Problem requirements -
Copy, in full, each line of the material that holds the word "will".

==================================================

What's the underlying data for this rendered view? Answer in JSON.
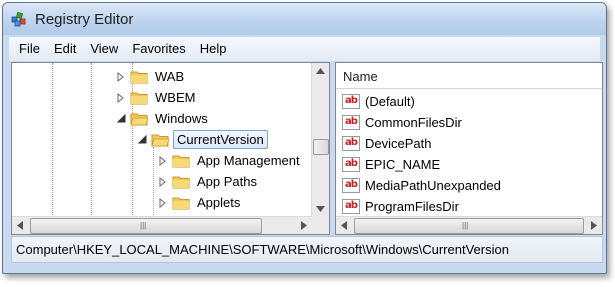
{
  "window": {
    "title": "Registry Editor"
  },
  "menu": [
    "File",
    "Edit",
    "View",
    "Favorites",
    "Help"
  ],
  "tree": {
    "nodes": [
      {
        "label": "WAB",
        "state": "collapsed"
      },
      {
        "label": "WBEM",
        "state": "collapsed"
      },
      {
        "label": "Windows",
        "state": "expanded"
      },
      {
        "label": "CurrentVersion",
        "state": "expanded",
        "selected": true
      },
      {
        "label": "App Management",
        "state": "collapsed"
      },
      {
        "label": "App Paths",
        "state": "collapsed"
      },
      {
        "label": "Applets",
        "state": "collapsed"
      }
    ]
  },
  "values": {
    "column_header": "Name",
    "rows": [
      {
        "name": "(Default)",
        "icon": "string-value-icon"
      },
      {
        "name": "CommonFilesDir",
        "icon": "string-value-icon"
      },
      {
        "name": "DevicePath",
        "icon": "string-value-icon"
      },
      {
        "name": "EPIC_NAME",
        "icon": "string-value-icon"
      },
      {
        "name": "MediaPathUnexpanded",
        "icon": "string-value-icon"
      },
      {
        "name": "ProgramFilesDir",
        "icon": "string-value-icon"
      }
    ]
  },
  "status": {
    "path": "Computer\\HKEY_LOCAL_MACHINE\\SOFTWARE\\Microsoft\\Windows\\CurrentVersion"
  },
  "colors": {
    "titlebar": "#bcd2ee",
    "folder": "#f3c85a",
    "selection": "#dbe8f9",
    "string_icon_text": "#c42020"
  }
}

==================================================

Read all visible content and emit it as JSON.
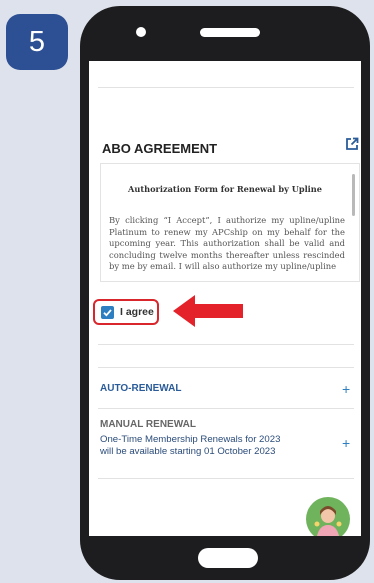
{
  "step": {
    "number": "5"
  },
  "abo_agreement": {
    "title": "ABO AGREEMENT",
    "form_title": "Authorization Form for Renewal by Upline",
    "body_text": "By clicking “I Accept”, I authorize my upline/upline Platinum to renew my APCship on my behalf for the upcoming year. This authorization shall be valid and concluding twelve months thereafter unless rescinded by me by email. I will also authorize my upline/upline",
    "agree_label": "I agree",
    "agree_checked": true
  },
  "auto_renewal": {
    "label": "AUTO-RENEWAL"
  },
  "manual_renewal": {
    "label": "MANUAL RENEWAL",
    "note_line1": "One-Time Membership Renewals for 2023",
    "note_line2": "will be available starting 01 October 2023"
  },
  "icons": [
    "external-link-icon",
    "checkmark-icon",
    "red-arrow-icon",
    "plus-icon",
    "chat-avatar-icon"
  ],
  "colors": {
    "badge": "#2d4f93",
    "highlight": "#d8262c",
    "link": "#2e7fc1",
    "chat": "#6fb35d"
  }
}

==================================================

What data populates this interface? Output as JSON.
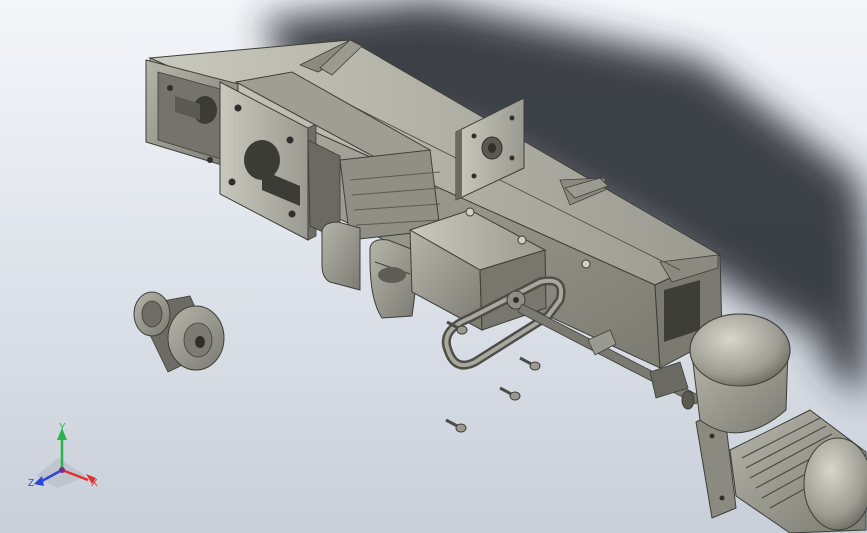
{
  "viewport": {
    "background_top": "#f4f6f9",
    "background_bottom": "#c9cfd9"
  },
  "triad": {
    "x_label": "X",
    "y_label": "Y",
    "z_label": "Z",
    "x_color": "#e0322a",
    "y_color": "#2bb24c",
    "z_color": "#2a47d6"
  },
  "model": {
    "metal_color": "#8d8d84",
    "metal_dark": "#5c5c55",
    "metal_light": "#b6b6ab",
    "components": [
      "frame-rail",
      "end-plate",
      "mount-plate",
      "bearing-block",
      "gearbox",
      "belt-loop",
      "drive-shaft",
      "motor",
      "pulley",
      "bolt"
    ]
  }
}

==================================================

Answer to this task -
    "body_text": "By clicking “I Accept”, I authorize my upline/upline Platinum to renew my APCship on my behalf for the upcoming year. This authorization shall be valid and concluding twelve months thereafter unless rescinded by me by email. I will also authorize my upline/upline",
    "note_line2": "will be available starting 01 October 2023"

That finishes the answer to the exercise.